TASK GOAL:
Lines holding the string "private" are the ones to copy; find them all in the data.

----------------------------------------

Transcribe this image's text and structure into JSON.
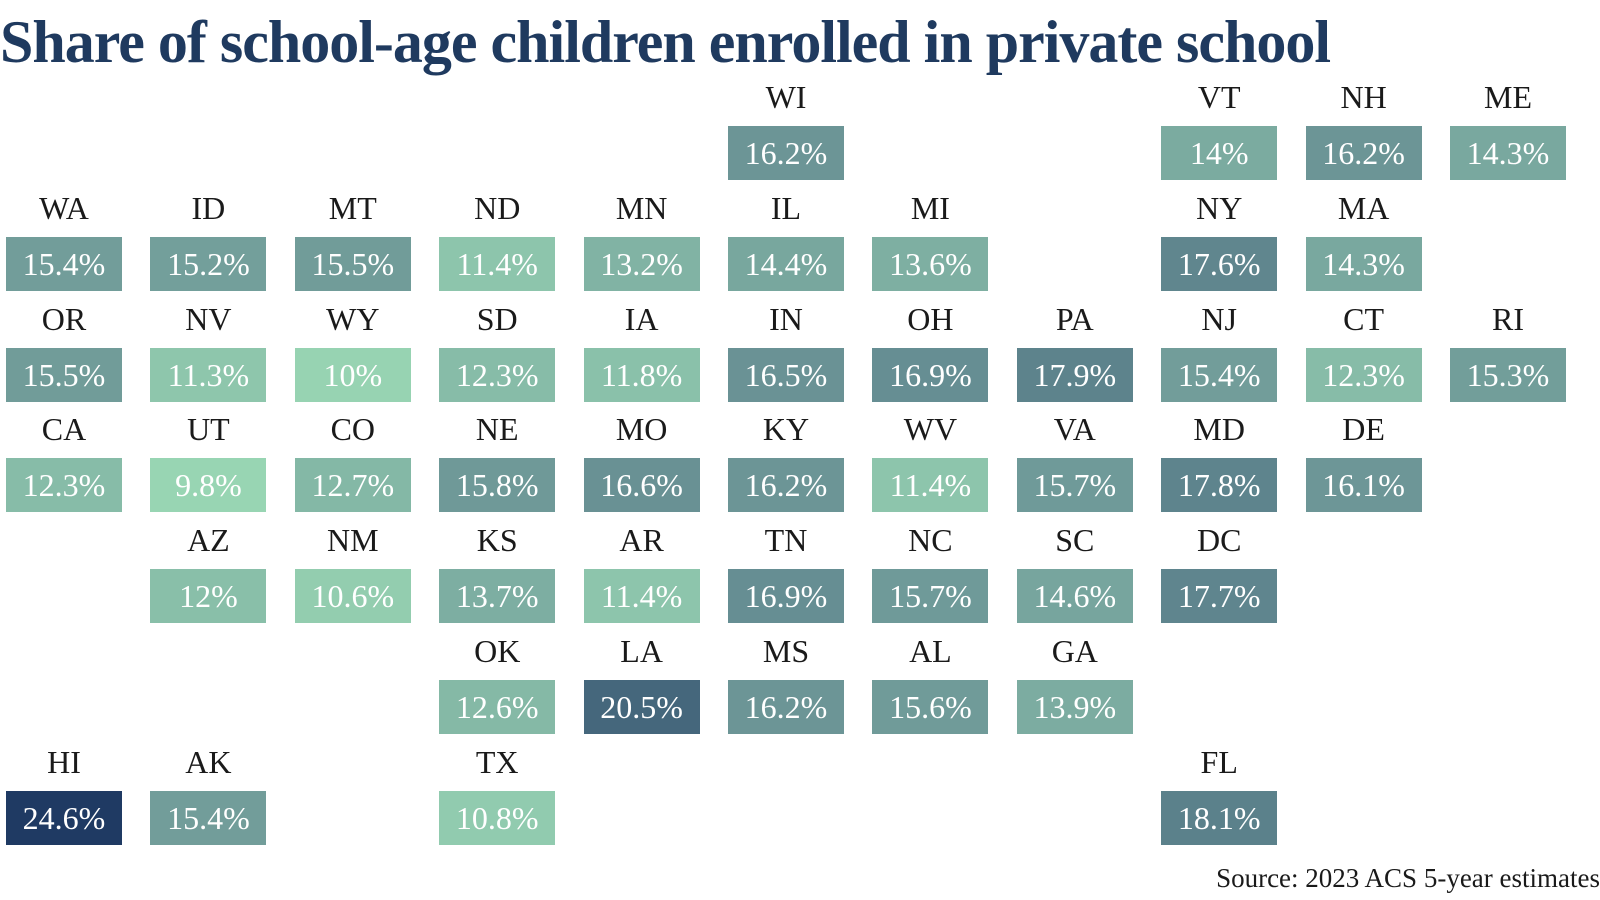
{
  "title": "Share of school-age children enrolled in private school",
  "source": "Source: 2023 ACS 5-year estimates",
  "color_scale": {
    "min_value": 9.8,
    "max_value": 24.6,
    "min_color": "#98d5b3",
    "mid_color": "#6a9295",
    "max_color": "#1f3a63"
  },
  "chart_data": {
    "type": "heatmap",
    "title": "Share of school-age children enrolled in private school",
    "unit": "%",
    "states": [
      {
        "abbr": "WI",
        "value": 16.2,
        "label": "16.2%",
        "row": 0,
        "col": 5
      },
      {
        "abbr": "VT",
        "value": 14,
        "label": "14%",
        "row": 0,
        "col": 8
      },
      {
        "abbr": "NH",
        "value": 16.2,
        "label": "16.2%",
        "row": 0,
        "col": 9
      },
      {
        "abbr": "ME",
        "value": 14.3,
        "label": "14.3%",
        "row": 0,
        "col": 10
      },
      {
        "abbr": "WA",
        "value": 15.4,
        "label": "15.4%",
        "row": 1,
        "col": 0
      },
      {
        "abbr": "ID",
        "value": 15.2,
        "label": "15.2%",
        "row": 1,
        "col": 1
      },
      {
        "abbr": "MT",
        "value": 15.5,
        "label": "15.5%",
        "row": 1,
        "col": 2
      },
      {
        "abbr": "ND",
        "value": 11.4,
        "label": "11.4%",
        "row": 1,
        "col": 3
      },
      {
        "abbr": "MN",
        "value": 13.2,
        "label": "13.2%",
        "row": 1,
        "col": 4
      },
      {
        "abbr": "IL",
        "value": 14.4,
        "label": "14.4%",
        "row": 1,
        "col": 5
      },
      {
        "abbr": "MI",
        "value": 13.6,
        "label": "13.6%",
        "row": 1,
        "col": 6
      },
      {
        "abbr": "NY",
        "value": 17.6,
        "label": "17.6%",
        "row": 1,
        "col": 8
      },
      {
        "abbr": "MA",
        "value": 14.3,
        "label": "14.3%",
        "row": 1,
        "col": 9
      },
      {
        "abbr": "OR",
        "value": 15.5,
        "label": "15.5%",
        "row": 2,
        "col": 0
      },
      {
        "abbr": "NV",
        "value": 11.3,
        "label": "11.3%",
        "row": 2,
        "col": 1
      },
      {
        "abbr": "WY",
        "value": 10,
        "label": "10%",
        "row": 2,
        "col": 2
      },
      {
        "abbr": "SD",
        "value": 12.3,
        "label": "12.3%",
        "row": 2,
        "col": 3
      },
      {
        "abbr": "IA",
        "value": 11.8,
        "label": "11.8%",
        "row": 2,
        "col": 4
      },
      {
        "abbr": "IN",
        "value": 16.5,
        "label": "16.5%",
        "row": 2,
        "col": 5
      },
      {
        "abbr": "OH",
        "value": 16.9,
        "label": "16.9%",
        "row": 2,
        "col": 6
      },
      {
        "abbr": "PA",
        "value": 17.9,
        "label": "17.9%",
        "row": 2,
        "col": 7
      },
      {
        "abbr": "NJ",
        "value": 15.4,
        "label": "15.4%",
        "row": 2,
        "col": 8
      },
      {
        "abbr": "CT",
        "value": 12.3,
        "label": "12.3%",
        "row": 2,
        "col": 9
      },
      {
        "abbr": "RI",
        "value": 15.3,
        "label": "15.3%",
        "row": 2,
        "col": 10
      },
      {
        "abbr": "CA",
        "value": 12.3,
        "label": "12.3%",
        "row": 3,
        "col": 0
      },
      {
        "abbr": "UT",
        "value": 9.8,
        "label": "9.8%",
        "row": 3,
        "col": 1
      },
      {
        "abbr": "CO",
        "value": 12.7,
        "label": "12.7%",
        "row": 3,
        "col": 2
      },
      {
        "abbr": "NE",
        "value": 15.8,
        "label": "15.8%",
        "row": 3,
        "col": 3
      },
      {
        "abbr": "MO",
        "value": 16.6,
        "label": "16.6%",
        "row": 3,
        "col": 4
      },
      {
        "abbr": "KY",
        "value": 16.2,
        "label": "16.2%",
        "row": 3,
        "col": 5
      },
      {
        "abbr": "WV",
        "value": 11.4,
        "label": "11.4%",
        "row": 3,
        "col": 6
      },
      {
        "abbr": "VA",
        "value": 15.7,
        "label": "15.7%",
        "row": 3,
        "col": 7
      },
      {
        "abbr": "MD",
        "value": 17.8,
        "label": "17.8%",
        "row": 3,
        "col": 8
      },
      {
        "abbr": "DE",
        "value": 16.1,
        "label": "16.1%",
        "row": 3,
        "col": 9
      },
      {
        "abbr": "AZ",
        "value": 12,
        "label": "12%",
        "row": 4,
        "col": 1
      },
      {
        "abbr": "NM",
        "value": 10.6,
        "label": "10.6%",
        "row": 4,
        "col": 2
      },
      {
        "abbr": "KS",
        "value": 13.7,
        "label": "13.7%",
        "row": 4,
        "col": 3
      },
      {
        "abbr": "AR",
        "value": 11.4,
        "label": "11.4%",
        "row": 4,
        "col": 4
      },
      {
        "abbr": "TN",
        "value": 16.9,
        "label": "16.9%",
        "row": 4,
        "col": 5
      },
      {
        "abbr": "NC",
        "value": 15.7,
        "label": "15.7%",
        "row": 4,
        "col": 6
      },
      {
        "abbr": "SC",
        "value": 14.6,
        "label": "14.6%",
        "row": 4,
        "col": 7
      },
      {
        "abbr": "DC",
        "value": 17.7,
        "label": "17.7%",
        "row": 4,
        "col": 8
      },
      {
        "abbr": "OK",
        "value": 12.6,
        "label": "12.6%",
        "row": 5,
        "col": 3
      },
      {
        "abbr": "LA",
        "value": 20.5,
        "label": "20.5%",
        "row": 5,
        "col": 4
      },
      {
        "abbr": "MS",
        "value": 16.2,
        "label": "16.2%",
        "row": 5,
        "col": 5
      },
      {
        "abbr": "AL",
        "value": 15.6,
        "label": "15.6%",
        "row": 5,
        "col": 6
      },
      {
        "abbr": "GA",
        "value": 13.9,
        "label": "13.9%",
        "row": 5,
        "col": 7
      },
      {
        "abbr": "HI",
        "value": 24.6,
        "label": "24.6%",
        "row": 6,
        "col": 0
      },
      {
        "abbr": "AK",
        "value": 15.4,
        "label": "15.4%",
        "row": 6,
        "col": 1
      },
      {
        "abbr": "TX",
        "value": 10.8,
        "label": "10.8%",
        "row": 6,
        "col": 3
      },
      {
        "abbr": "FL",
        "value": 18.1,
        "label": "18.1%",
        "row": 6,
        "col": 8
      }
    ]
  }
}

----------------------------------------

SOLUTION TO THIS PROBLEM:
  "title": "Share of school-age children enrolled in private school",
    "title": "Share of school-age children enrolled in private school",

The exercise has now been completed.